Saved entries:
....

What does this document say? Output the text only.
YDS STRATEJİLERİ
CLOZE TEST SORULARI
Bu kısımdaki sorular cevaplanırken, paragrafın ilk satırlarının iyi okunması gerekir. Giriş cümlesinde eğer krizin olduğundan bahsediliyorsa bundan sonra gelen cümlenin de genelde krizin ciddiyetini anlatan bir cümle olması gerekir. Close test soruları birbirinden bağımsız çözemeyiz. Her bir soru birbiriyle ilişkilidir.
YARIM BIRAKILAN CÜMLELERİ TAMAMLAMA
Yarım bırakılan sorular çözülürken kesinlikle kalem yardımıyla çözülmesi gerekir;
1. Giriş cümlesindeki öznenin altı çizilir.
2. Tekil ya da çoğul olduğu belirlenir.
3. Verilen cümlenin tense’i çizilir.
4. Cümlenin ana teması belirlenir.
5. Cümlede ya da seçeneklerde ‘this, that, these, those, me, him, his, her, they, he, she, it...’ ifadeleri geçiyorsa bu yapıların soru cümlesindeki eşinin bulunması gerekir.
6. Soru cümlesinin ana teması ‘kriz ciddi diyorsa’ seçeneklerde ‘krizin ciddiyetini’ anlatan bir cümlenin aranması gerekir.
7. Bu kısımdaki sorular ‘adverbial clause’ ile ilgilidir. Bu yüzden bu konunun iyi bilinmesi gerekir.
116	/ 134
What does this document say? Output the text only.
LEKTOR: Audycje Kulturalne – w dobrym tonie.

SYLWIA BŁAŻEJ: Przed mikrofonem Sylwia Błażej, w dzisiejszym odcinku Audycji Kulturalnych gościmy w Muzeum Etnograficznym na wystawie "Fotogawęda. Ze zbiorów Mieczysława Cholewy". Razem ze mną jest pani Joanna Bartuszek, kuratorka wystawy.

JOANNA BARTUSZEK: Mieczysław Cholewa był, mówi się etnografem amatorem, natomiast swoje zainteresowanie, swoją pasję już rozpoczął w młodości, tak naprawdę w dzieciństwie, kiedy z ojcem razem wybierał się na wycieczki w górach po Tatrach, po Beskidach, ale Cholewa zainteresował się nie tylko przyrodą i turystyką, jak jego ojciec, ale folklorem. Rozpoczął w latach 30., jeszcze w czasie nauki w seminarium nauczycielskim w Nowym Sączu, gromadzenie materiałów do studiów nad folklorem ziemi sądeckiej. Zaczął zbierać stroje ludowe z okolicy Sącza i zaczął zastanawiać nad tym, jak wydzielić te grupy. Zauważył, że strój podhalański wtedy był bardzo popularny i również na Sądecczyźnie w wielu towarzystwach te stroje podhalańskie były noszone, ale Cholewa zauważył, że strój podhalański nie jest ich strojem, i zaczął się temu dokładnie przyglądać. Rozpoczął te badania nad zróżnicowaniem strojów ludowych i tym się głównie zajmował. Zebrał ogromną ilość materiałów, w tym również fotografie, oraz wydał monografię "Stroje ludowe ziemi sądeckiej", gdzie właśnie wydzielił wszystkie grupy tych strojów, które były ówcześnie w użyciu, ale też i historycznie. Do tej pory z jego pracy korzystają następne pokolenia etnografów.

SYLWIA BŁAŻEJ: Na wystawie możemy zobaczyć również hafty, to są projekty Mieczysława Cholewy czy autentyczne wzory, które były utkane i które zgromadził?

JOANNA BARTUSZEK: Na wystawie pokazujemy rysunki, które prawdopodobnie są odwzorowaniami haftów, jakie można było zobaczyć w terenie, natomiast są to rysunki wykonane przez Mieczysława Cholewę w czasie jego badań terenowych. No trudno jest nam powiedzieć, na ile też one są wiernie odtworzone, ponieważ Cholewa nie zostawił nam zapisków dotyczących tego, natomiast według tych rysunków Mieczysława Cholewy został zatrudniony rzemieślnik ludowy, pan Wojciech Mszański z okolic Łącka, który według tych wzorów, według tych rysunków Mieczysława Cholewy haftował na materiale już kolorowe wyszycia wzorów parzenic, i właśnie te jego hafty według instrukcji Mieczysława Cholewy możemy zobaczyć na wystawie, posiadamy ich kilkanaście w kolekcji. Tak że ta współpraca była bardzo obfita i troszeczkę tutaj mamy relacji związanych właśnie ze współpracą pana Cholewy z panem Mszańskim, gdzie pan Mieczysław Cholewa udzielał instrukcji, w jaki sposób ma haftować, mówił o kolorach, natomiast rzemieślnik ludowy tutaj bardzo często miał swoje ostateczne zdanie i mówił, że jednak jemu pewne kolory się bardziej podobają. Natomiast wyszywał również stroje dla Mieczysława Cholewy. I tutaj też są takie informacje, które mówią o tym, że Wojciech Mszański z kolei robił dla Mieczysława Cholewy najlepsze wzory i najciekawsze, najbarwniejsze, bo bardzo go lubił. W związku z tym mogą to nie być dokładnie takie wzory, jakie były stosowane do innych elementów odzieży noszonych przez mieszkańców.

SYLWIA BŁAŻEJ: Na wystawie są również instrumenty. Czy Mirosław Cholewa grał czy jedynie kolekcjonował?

....

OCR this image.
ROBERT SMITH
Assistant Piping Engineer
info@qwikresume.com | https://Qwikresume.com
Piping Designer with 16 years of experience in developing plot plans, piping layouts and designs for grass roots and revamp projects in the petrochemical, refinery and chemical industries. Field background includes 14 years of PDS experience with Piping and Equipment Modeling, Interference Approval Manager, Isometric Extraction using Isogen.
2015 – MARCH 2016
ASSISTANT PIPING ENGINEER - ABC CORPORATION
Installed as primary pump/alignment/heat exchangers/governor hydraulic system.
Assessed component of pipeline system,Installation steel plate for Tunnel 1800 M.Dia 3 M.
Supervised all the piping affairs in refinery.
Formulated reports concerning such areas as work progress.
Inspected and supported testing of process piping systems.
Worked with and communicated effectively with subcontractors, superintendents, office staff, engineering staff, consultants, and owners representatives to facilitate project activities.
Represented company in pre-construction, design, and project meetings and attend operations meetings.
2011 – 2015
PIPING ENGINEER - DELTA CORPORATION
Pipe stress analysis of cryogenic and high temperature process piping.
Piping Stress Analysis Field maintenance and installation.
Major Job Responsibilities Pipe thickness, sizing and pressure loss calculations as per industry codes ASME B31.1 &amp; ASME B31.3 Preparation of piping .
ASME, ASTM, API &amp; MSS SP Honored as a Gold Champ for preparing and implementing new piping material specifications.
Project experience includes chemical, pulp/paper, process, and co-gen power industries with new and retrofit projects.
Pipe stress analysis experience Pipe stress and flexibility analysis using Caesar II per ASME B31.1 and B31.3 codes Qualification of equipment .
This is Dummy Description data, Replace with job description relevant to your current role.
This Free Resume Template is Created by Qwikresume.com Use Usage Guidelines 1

....

Only lines with the word "cümlesindeki" should be collected from the material.

REPLY TO THE TASK:
1. Giriş cümlesindeki öznenin altı çizilir.
5. Cümlede ya da seçeneklerde ‘this, that, these, those, me, him, his, her, they, he, she, it...’ ifadeleri geçiyorsa bu yapıların soru cümlesindeki eşinin bulunması gerekir.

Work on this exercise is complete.